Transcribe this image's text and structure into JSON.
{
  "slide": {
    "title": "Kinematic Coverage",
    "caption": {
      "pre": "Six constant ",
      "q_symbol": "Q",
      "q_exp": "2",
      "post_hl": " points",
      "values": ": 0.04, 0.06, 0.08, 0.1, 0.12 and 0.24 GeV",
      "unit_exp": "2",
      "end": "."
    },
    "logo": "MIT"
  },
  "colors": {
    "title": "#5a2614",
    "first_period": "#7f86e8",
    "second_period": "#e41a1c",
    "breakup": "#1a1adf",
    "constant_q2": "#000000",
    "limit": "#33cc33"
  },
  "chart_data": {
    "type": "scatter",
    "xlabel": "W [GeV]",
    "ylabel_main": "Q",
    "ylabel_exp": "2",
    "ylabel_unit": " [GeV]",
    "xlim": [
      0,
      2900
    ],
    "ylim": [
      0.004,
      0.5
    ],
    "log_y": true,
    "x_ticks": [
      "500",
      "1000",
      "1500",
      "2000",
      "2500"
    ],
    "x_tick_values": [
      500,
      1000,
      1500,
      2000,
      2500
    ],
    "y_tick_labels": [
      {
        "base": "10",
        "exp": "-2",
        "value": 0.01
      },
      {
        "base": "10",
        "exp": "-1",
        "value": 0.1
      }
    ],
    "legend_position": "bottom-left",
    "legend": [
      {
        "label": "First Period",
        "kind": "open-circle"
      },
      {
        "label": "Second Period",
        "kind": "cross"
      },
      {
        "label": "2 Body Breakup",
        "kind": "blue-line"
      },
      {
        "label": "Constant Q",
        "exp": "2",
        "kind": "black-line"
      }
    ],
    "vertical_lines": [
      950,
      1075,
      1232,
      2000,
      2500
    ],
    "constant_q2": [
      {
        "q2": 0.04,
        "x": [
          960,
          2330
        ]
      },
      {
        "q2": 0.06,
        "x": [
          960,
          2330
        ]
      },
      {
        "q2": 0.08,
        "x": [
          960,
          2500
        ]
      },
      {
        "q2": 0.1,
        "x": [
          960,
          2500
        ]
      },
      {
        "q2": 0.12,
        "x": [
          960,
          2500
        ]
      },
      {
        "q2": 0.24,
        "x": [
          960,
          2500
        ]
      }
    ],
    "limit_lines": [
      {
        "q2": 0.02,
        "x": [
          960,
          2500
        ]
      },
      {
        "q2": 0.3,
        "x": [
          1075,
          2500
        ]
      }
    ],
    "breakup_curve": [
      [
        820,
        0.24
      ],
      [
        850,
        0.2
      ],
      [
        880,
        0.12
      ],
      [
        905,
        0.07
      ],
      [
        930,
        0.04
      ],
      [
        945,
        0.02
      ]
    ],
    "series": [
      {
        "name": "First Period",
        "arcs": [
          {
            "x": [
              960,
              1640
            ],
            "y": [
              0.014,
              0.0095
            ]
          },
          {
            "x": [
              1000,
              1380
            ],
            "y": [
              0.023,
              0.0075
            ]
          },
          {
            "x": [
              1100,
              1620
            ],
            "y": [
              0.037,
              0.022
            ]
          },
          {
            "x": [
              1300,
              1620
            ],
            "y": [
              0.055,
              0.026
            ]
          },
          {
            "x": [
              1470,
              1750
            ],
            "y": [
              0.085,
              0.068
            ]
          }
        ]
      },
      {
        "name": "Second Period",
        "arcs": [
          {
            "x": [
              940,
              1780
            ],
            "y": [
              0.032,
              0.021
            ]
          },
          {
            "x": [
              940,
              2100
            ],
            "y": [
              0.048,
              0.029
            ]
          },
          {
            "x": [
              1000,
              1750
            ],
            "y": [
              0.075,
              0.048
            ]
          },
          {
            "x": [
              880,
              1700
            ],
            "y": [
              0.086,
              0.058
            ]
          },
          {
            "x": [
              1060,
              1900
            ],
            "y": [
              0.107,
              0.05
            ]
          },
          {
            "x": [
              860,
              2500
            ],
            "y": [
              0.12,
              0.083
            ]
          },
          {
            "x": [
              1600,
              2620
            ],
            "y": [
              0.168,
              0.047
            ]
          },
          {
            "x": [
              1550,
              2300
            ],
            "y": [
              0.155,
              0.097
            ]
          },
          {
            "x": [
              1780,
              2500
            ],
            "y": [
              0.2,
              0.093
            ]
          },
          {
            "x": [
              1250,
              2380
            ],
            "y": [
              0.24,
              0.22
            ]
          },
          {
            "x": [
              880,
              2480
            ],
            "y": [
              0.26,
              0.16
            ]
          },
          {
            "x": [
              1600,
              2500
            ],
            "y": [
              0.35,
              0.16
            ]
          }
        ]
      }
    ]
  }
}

* _Aim_
Retype the listing exactly, in full.

* _Response to the exercise_
Transcribe this image's text and structure into JSON.
{
  "slide": {
    "title": "Kinematic Coverage",
    "caption": {
      "pre": "Six constant ",
      "q_symbol": "Q",
      "q_exp": "2",
      "post_hl": " points",
      "values": ": 0.04, 0.06, 0.08, 0.1, 0.12 and 0.24 GeV",
      "unit_exp": "2",
      "end": "."
    },
    "logo": "MIT"
  },
  "colors": {
    "title": "#5a2614",
    "first_period": "#7f86e8",
    "second_period": "#e41a1c",
    "breakup": "#1a1adf",
    "constant_q2": "#000000",
    "limit": "#33cc33"
  },
  "chart_data": {
    "type": "scatter",
    "xlabel": "W [GeV]",
    "ylabel_main": "Q",
    "ylabel_exp": "2",
    "ylabel_unit": " [GeV]",
    "xlim": [
      0,
      2900
    ],
    "ylim": [
      0.004,
      0.5
    ],
    "log_y": true,
    "x_ticks": [
      "500",
      "1000",
      "1500",
      "2000",
      "2500"
    ],
    "x_tick_values": [
      500,
      1000,
      1500,
      2000,
      2500
    ],
    "y_tick_labels": [
      {
        "base": "10",
        "exp": "-2",
        "value": 0.01
      },
      {
        "base": "10",
        "exp": "-1",
        "value": 0.1
      }
    ],
    "legend_position": "bottom-left",
    "legend": [
      {
        "label": "First Period",
        "kind": "open-circle"
      },
      {
        "label": "Second Period",
        "kind": "cross"
      },
      {
        "label": "2 Body Breakup",
        "kind": "blue-line"
      },
      {
        "label": "Constant Q",
        "exp": "2",
        "kind": "black-line"
      }
    ],
    "vertical_lines": [
      950,
      1075,
      1232,
      2000,
      2500
    ],
    "constant_q2": [
      {
        "q2": 0.04,
        "x": [
          960,
          2330
        ]
      },
      {
        "q2": 0.06,
        "x": [
          960,
          2330
        ]
      },
      {
        "q2": 0.08,
        "x": [
          960,
          2500
        ]
      },
      {
        "q2": 0.1,
        "x": [
          960,
          2500
        ]
      },
      {
        "q2": 0.12,
        "x": [
          960,
          2500
        ]
      },
      {
        "q2": 0.24,
        "x": [
          960,
          2500
        ]
      }
    ],
    "limit_lines": [
      {
        "q2": 0.02,
        "x": [
          960,
          2500
        ]
      },
      {
        "q2": 0.3,
        "x": [
          1075,
          2500
        ]
      }
    ],
    "breakup_curve": [
      [
        820,
        0.24
      ],
      [
        850,
        0.2
      ],
      [
        880,
        0.12
      ],
      [
        905,
        0.07
      ],
      [
        930,
        0.04
      ],
      [
        945,
        0.02
      ]
    ],
    "series": [
      {
        "name": "First Period",
        "arcs": [
          {
            "x": [
              960,
              1640
            ],
            "y": [
              0.014,
              0.0095
            ]
          },
          {
            "x": [
              1000,
              1380
            ],
            "y": [
              0.023,
              0.0075
            ]
          },
          {
            "x": [
              1100,
              1620
            ],
            "y": [
              0.037,
              0.022
            ]
          },
          {
            "x": [
              1300,
              1620
            ],
            "y": [
              0.055,
              0.026
            ]
          },
          {
            "x": [
              1470,
              1750
            ],
            "y": [
              0.085,
              0.068
            ]
          }
        ]
      },
      {
        "name": "Second Period",
        "arcs": [
          {
            "x": [
              940,
              1780
            ],
            "y": [
              0.032,
              0.021
            ]
          },
          {
            "x": [
              940,
              2100
            ],
            "y": [
              0.048,
              0.029
            ]
          },
          {
            "x": [
              1000,
              1750
            ],
            "y": [
              0.075,
              0.048
            ]
          },
          {
            "x": [
              880,
              1700
            ],
            "y": [
              0.086,
              0.058
            ]
          },
          {
            "x": [
              1060,
              1900
            ],
            "y": [
              0.107,
              0.05
            ]
          },
          {
            "x": [
              860,
              2500
            ],
            "y": [
              0.12,
              0.083
            ]
          },
          {
            "x": [
              1600,
              2620
            ],
            "y": [
              0.168,
              0.047
            ]
          },
          {
            "x": [
              1550,
              2300
            ],
            "y": [
              0.155,
              0.097
            ]
          },
          {
            "x": [
              1780,
              2500
            ],
            "y": [
              0.2,
              0.093
            ]
          },
          {
            "x": [
              1250,
              2380
            ],
            "y": [
              0.24,
              0.22
            ]
          },
          {
            "x": [
              880,
              2480
            ],
            "y": [
              0.26,
              0.16
            ]
          },
          {
            "x": [
              1600,
              2500
            ],
            "y": [
              0.35,
              0.16
            ]
          }
        ]
      }
    ]
  }
}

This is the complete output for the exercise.